→ **REQUEST**
Can you rewrite the entries starting with the line with "poem-line: 寄书长不达，况乃未休兵。 (318, 163, 475, 178)" and going on through the line with "474, 343, 490)", replacing "poem-line" with "verse-line" and changing nothing else?

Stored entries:
────────────────
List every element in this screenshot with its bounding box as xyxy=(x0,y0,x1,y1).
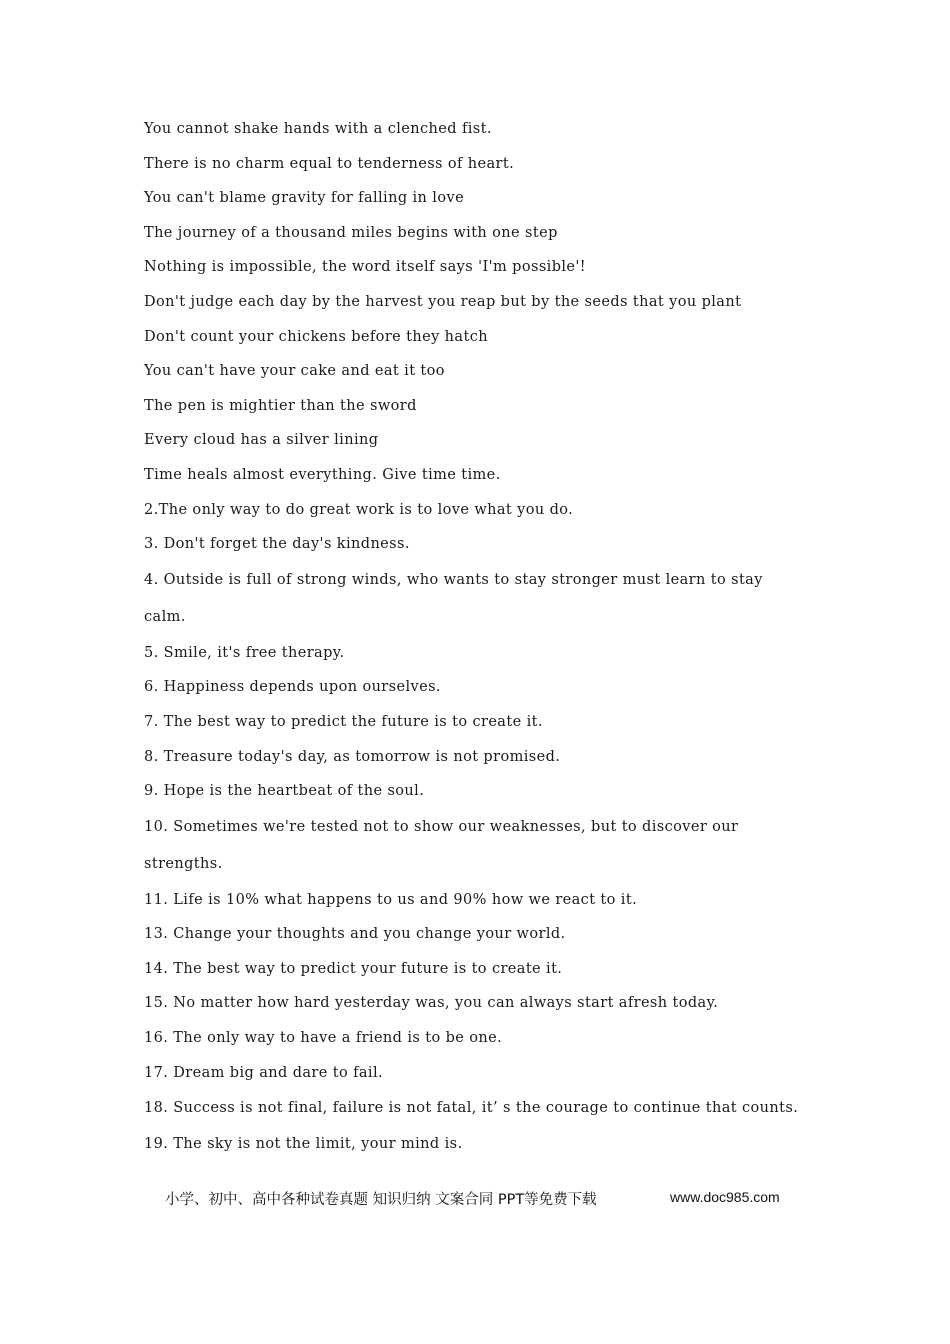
quote-line: 19. The sky is not the limit, your mind is. xyxy=(144,1136,463,1153)
footer-url[interactable]: www.doc985.com xyxy=(670,1189,780,1205)
quote-line: 7. The best way to predict the future is to create it. xyxy=(144,713,543,730)
quote-line: 10. Sometimes we're tested not to show our weaknesses, but to discover our strengths. xyxy=(144,818,744,872)
quote-line: The journey of a thousand miles begins with one step xyxy=(144,224,558,241)
quote-line: Don't count your chickens before they hatch xyxy=(144,328,488,345)
quote-line: 9. Hope is the heartbeat of the soul. xyxy=(144,783,425,800)
quote-line: 3. Don't forget the day's kindness. xyxy=(144,536,410,553)
page-footer xyxy=(0,1188,950,1212)
quote-line: Time heals almost everything. Give time time. xyxy=(144,466,501,483)
quote-line: You cannot shake hands with a clenched fist. xyxy=(144,121,492,137)
quote-line: 5. Smile, it's free therapy. xyxy=(144,644,345,661)
quote-list xyxy=(144,112,804,1162)
quote-line: 11. Life is 10% what happens to us and 90% how we react to it. xyxy=(144,891,638,908)
quote-line: 17. Dream big and dare to fail. xyxy=(144,1064,384,1081)
quote-line: There is no charm equal to tenderness of heart. xyxy=(144,155,515,172)
quote-line: 4. Outside is full of strong winds, who wants to stay stronger must learn to stay calm. xyxy=(144,571,768,625)
quote-line: 6. Happiness depends upon ourselves. xyxy=(144,679,441,696)
quote-line: Don't judge each day by the harvest you reap but by the seeds that you plant xyxy=(144,293,742,310)
quote-line: 14. The best way to predict your future is to create it. xyxy=(144,960,563,977)
footer-text: 小学、初中、高中各种试卷真题 知识归纳 文案合同 PPT等免费下载 xyxy=(165,1192,597,1208)
quote-line: Nothing is impossible, the word itself says 'I'm possible'! xyxy=(144,259,587,276)
quote-line: 16. The only way to have a friend is to be one. xyxy=(144,1030,503,1047)
quote-line: You can't blame gravity for falling in love xyxy=(144,190,465,207)
quote-line: 13. Change your thoughts and you change your world. xyxy=(144,926,566,943)
quote-line: Every cloud has a silver lining xyxy=(144,432,379,449)
quote-line: 18. Success is not final, failure is not fatal, it’ s the courage to continue that counts. xyxy=(144,1100,799,1117)
quote-line: 8. Treasure today's day, as tomorrow is not promised. xyxy=(144,748,561,765)
quote-line: 15. No matter how hard yesterday was, you can always start afresh today. xyxy=(144,995,719,1012)
quote-line: The pen is mightier than the sword xyxy=(144,397,417,414)
quote-line: 2.The only way to do great work is to love what you do. xyxy=(144,501,574,518)
quote-line: You can't have your cake and eat it too xyxy=(144,363,445,380)
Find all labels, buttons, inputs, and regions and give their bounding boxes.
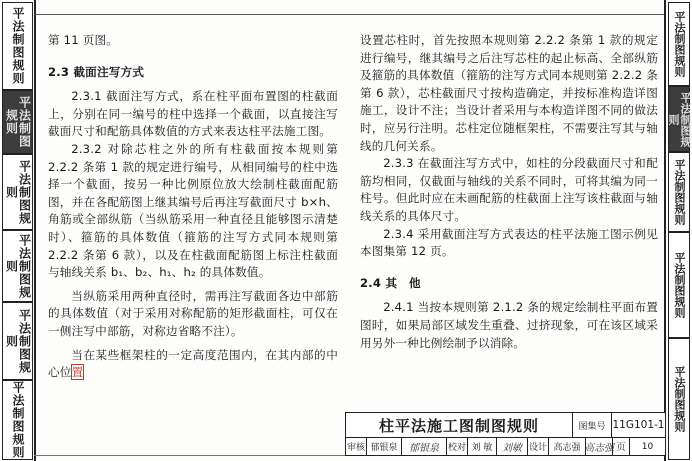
left-tab-2-active[interactable]: [2, 90, 33, 154]
reviewer-name: 郁银泉: [367, 438, 402, 455]
left-text-column: [48, 32, 338, 382]
left-tab-label: 平法制图规则: [4, 96, 32, 148]
paragraph-core-column-intro: [48, 347, 338, 382]
left-tab-label: 平法制图规则: [4, 159, 32, 225]
bottom-rule: [34, 455, 345, 456]
checker-name: 刘 敏: [468, 438, 497, 455]
paragraph-2-3-3: 2.3.3 在截面注写方式中，如柱的分段截面尺寸和配筋均相同，仅截面与轴线的关系不同时，可将其编为同一柱号。但此时应在未画配筋的柱截面上注写该柱截面与轴线关系的具体尺寸。: [360, 156, 658, 223]
right-tab-1[interactable]: [668, 2, 690, 86]
left-tab-label: 平法制图规则: [4, 308, 32, 374]
page-number: 10: [641, 441, 654, 452]
left-tab-6[interactable]: [2, 380, 33, 460]
section-heading-2-4: 2.4 其 他: [360, 275, 421, 290]
left-tab-1[interactable]: [2, 2, 33, 90]
left-tab-label: 平法制图规则: [4, 233, 32, 299]
top-rule: [34, 14, 664, 15]
left-tab-5[interactable]: [2, 302, 33, 380]
left-tab-3[interactable]: [2, 154, 33, 230]
design-label: 设计: [528, 438, 549, 455]
paragraph-2-3-1: 2.3.1 截面注写方式，系在柱平面布置图的柱截面上，分别在同一编号的柱中选择一个截面，以直接注写截面尺寸和配筋具体数值的方式来表达柱平法施工图。: [48, 89, 338, 139]
drawing-title: 柱平法施工图制图规则: [346, 413, 573, 437]
right-tab-5[interactable]: [668, 338, 690, 460]
paragraph-2-4-1: 2.4.1 当按本规则第 2.1.2 条的规定绘制柱平面布置图时，如果局部区域发生重叠、过挤现象，可在该区域采用另外一种比例绘制予以消除。: [360, 300, 658, 350]
right-tab-3[interactable]: [668, 152, 690, 232]
reviewer-signature: 郁银泉: [402, 438, 447, 455]
paragraph-2-3-4: 2.3.4 采用截面注写方式表达的柱平法施工图示例见本图集第 12 页。: [360, 226, 658, 259]
right-tab-2-active[interactable]: [668, 86, 690, 152]
continued-line: 第 11 页图。: [48, 33, 119, 47]
right-tab-strip: [664, 0, 690, 461]
designer-signature: 高志强: [586, 438, 613, 455]
left-tab-label: 平法制图规则: [11, 381, 25, 459]
right-tab-label: 平法制图规则: [667, 91, 692, 147]
left-tab-label: 平法制图规则: [11, 7, 25, 85]
paragraph-two-diameters: 当纵筋采用两种直径时，需再注写截面各边中部筋的具体数值（对于采用对称配筋的矩形截面柱，可仅在一侧注写中部筋，对称边省略不注）。: [48, 288, 338, 338]
paragraph-core-column-cont: 设置芯柱时，首先按照本规则第 2.2.2 条第 1 款的规定进行编号，继其编号之后注写芯柱的起止标高、全部纵筋及箍筋的具体数值（箍筋的注写方式同本规则第 2.2.2 条第 6 款），芯柱截面尺寸按构造确定，并按标准构造详图施工，设计不注；当设计者采用与本构造详图不同的做法时，应另行注明。芯柱定位随框架柱，不需要注写其与轴线的几何关系。: [360, 33, 658, 153]
right-tab-4[interactable]: [668, 232, 690, 338]
section-heading-2-3: 2.3 截面注写方式: [48, 64, 145, 79]
right-text-column: [360, 32, 658, 352]
checker-signature: 刘敏: [497, 438, 528, 455]
right-tab-label: 平法制图规则: [673, 159, 686, 225]
left-tab-strip: [0, 0, 36, 461]
left-tab-4[interactable]: [2, 230, 33, 302]
right-tab-label: 平法制图规则: [673, 366, 686, 432]
title-block: [345, 412, 666, 456]
paragraph-2-3-2: 2.3.2 对除芯柱之外的所有柱截面按本规则第 2.2.2 条第 1 款的规定进行编号，从相同编号的柱中选择一个截面，按另一种比例原位放大绘制柱截面配筋图，并在各配筋图上继其编号后再注写截面尺寸 b×h、角筋或全部纵筋（当纵筋采用一种直径且能够图示清楚时）、箍筋的具体数值（箍筋的注写方式同本规则第 2.2.2 条第 6 款），以及在柱截面配筋图上标注柱截面与轴线关系 b₁、b₂、h₁、h₂ 的具体数值。: [48, 141, 338, 280]
highlighted-character: 置: [71, 365, 84, 380]
right-tab-label: 平法制图规则: [673, 252, 686, 318]
page-label: 页: [613, 438, 630, 455]
core-column-text: 当在某些框架柱的一定高度范围内，在其内部的中心位: [48, 347, 338, 380]
atlas-number: 11G101-1: [612, 419, 665, 431]
review-label: 审核: [346, 438, 367, 455]
designer-name: 高志强: [549, 438, 586, 455]
atlas-number-label: 图集号: [573, 413, 612, 437]
right-tab-label: 平法制图规则: [673, 11, 686, 77]
check-label: 校对: [447, 438, 468, 455]
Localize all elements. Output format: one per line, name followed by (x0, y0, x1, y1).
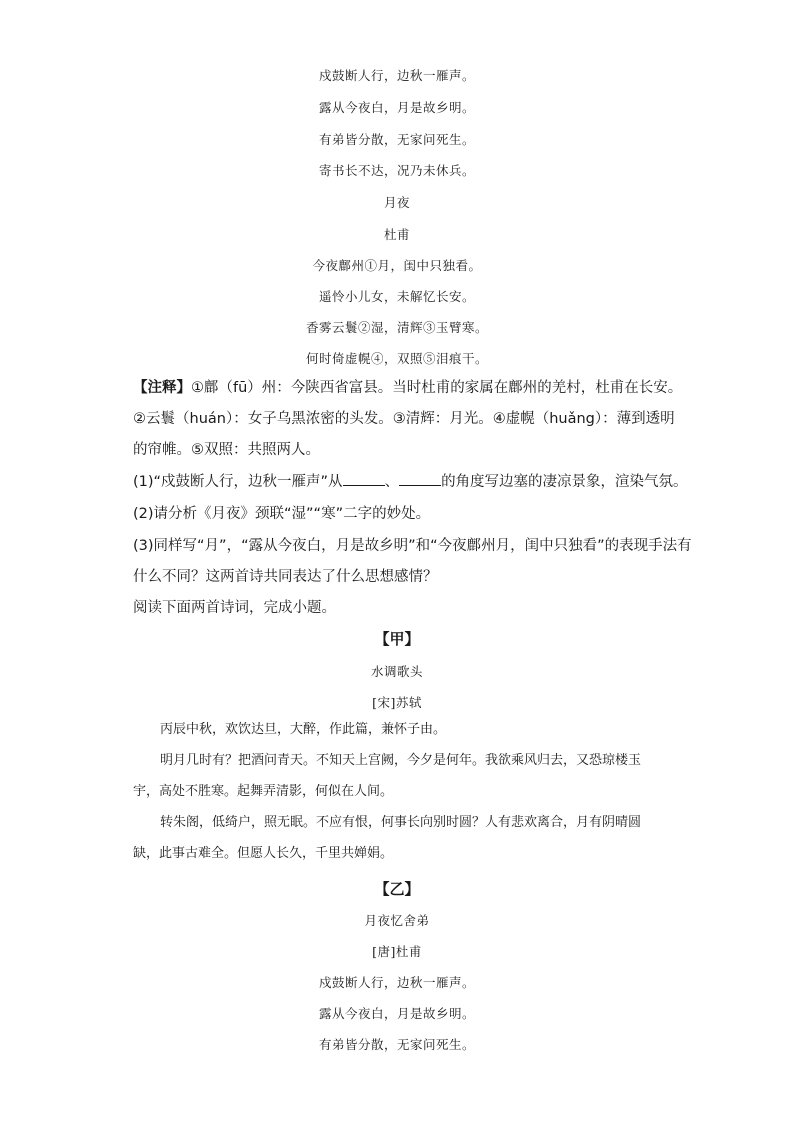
poem-line: 寄书长不达，况乃未休兵。 (318, 163, 475, 178)
poem-title: 月夜 (383, 195, 410, 210)
ci-preface: 丙辰中秋，欢饮达旦，大醉，作此篇，兼怀子由。 (160, 722, 447, 737)
question-3-line-2: 什么不同？这两首诗共同表达了什么思想感情？ (133, 569, 438, 585)
poem-line: 遥怜小儿女，未解忆长安。 (318, 289, 475, 304)
poem-line: 今夜鄜州①月，闺中只独看。 (312, 258, 482, 273)
poem-line: 戍鼓断人行，边秋一雁声。 (318, 975, 475, 990)
answer-blank[interactable] (399, 471, 441, 486)
question-1-sep: 、 (384, 474, 400, 490)
poem-line: 露从今夜白，月是故乡明。 (318, 100, 475, 115)
poem-line: 香雾云鬟②湿，清辉③玉臂寒。 (305, 320, 488, 335)
poem-title: 水调歌头 (370, 664, 423, 679)
notes-line-2: ②云鬟（huán）：女子乌黑浓密的头发。③清辉：月光。④虚幌（huǎng）：薄到透明 (133, 411, 675, 427)
poem-line: 何时倚虚幌④，双照⑤泪痕干。 (305, 351, 488, 366)
question-2: (2)请分析《月夜》颈联“湿”“寒”二字的妙处。 (133, 506, 431, 522)
poem-line: 有弟皆分散，无家问死生。 (318, 1037, 475, 1052)
poem-author: [唐]杜甫 (372, 944, 422, 959)
notes-line-1 (133, 373, 683, 403)
poem-line: 露从今夜白，月是故乡明。 (318, 1006, 475, 1021)
ci-text (133, 714, 663, 869)
notes-label: 【注释】 (133, 380, 191, 396)
notes-text: ①鄜（fū）州：今陕西省富县。当时杜甫的家属在鄜州的羌村，杜甫在长安。 (191, 380, 683, 396)
question-1-text: (1)“戍鼓断人行，边秋一雁声”从 (133, 474, 343, 490)
ci-paragraph: 转朱阁，低绮户，照无眠。不应有恨，何事长向别时圆？人有悲欢离合，月有阴晴圆缺，此事古难全。但愿人长久，千里共婵娟。 (133, 815, 642, 861)
notes-line-3: 的帘帷。⑤双照：共照两人。 (133, 442, 320, 458)
poem-line: 有弟皆分散，无家问死生。 (318, 132, 475, 147)
ci-paragraph: 明月几时有？把酒问青天。不知天上宫阙，今夕是何年。我欲乘风归去，又恐琼楼玉宇，高处不胜寒。起舞弄清影，何似在人间。 (133, 753, 642, 799)
instruction: 阅读下面两首诗词，完成小题。 (133, 600, 336, 616)
question-1 (133, 467, 688, 497)
poem-author: 杜甫 (383, 227, 410, 242)
poem-line: 戍鼓断人行，边秋一雁声。 (318, 68, 475, 83)
answer-blank[interactable] (343, 471, 385, 486)
poem-author: [宋]苏轼 (372, 695, 422, 710)
question-1-tail: 的角度写边塞的凄凉景象，渲染气氛。 (441, 474, 688, 490)
section-heading-jia: 【甲】 (374, 630, 420, 648)
section-heading-yi: 【乙】 (374, 880, 420, 898)
poem-title: 月夜忆舍弟 (364, 913, 430, 928)
question-3-line-1: (3)同样写“月”，“露从今夜白，月是故乡明”和“今夜鄜州月，闺中只独看”的表现手法有 (133, 538, 692, 554)
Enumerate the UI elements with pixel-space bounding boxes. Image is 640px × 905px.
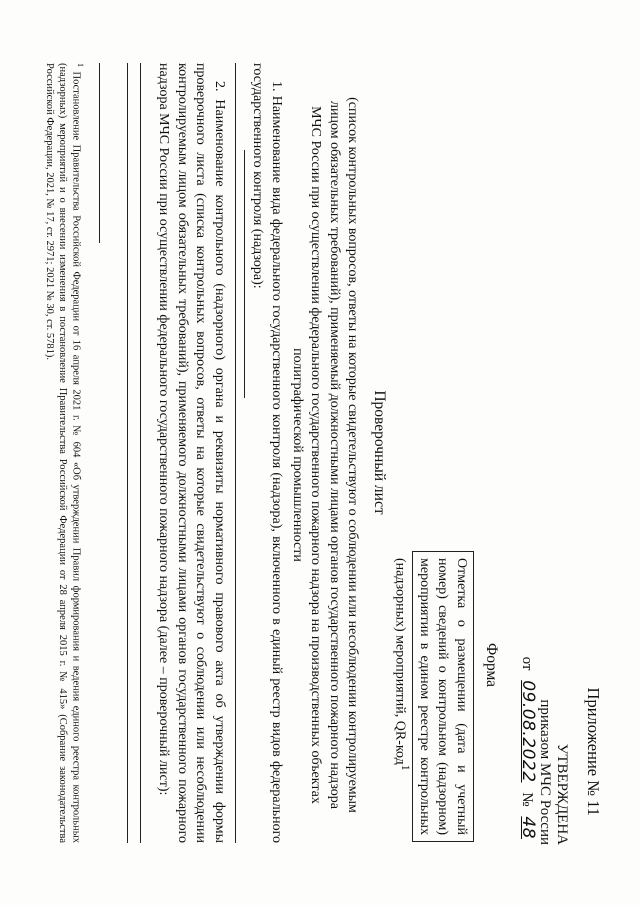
document-subtitle: (список контрольных вопросов, ответы на которые свидетельствуют о соблюдении или несоблюдении контролируемым лицом обязательных требований), применяемый должностными лицами органов государственного пожарного надзора МЧС России при осуществлении федерального государственного пожарного надзора на производственных объектах полиграфической промышленности [290, 97, 360, 813]
section-1-text: Наименование вида федерального государственного контроля (надзора), включенного в единый реестр видов федерального государственного контроля (надзора): [250, 63, 284, 844]
form-label: Форма [483, 642, 500, 688]
order-date-line [518, 545, 536, 845]
footnote [43, 63, 87, 843]
registry-mark-body: Отметка о размещении (дата и учетный номер) сведений о контрольном (надзорном) мероприятии в едином реестре контрольных (надзорных) мероприятий, QR-код [392, 558, 469, 835]
date-prefix: от [519, 656, 535, 671]
section-1-number: 1. [269, 81, 284, 92]
section-2-number: 2. [212, 81, 227, 92]
footnote-mark: 1 [76, 63, 85, 67]
section-2-fill-line [140, 63, 141, 843]
footnote-text: Постановление Правительства Российской Федерации от 16 апреля 2021 г. № 604 «Об утверждении Правил формирования и ведения единого реестра контрольных (надзорных) мероприятий и о внесении изменения в постановление Правительства Российской Федерации от 28 апреля 2015 г. № 415» (Собрание законодательства Российской Федерации, 2021, № 17, ст. 2971; 2021 № 30, ст. 5781). [44, 63, 82, 843]
footnote-separator [99, 63, 100, 243]
order-line: приказом МЧС России [537, 699, 553, 845]
approved-heading: УТВЕРЖДЕНА [554, 743, 570, 845]
section-2-text: Наименование контрольного (надзорного) органа и реквизиты нормативного правового акта об утверждении формы проверочного листа (списка контрольных вопросов, ответы на которые свидетельствуют о соблюдении или несоблюдении контролируемым лицом обязательных требований), применяемого должностными лицами органов государственного пожарного надзора МЧС России при осуществлении федерального государственного пожарного надзора (далее – проверочный лист): [156, 63, 227, 844]
registry-mark-text [390, 558, 470, 835]
section-1-fill-line-2 [235, 63, 236, 843]
handwritten-date: 09.08.2022 [518, 680, 538, 783]
approval-block [518, 545, 570, 845]
appendix-number: Приложение № 11 [584, 687, 603, 816]
handwritten-number: 48 [518, 816, 538, 839]
section-2-fill-line-2 [127, 63, 128, 843]
section-1 [248, 63, 285, 843]
document-title: Проверочный лист [371, 390, 388, 515]
section-2 [154, 63, 228, 843]
registry-mark-box [392, 551, 474, 842]
section-1-fill-line [244, 150, 245, 398]
number-prefix: № [519, 792, 535, 807]
footnote-ref: 1 [399, 764, 413, 771]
────────────────
→ **THE RESPONSE**
verse-line: 寄书长不达，况乃未休兵。 (318, 163, 475, 178)
poem-title: 月夜 (383, 195, 410, 210)
ci-preface: 丙辰中秋，欢饮达旦，大醉，作此篇，兼怀子由。 (160, 722, 447, 737)
question-3-line-2: 什么不同？这两首诗共同表达了什么思想感情？ (133, 569, 438, 585)
verse-line: 遥怜小儿女，未解忆长安。 (318, 289, 475, 304)
verse-line: 今夜鄜州①月，闺中只独看。 (312, 258, 482, 273)
verse-line: 戍鼓断人行，边秋一雁声。 (318, 975, 475, 990)
answer-blank[interactable] (399, 471, 441, 486)
question-1-sep: 、 (384, 474, 400, 490)
verse-line: 露从今夜白，月是故乡明。 (318, 100, 475, 115)
verse-line: 香雾云鬟②湿，清辉③玉臂寒。 (305, 320, 488, 335)
poem-title: 水调歌头 (370, 664, 423, 679)
notes-line-2: ②云鬟（huán）：女子乌黑浓密的头发。③清辉：月光。④虚幌（huǎng）：薄到透明 (133, 411, 675, 427)
verse-line: 何时倚虚幌④，双照⑤泪痕干。 (305, 351, 488, 366)
question-2: (2)请分析《月夜》颈联“湿”“寒”二字的妙处。 (133, 506, 431, 522)
verse-line: 有弟皆分散，无家问死生。 (318, 1037, 475, 1052)
poem-author: [唐]杜甫 (372, 944, 422, 959)
notes-line-1 (133, 373, 683, 403)
verse-line: 露从今夜白，月是故乡明。 (318, 1006, 475, 1021)
ci-text (133, 714, 663, 869)
notes-label: 【注释】 (133, 380, 191, 396)
notes-text: ①鄜（fū）州：今陕西省富县。当时杜甫的家属在鄜州的羌村，杜甫在长安。 (191, 380, 683, 396)
question-1-text: (1)“戍鼓断人行，边秋一雁声”从 (133, 474, 343, 490)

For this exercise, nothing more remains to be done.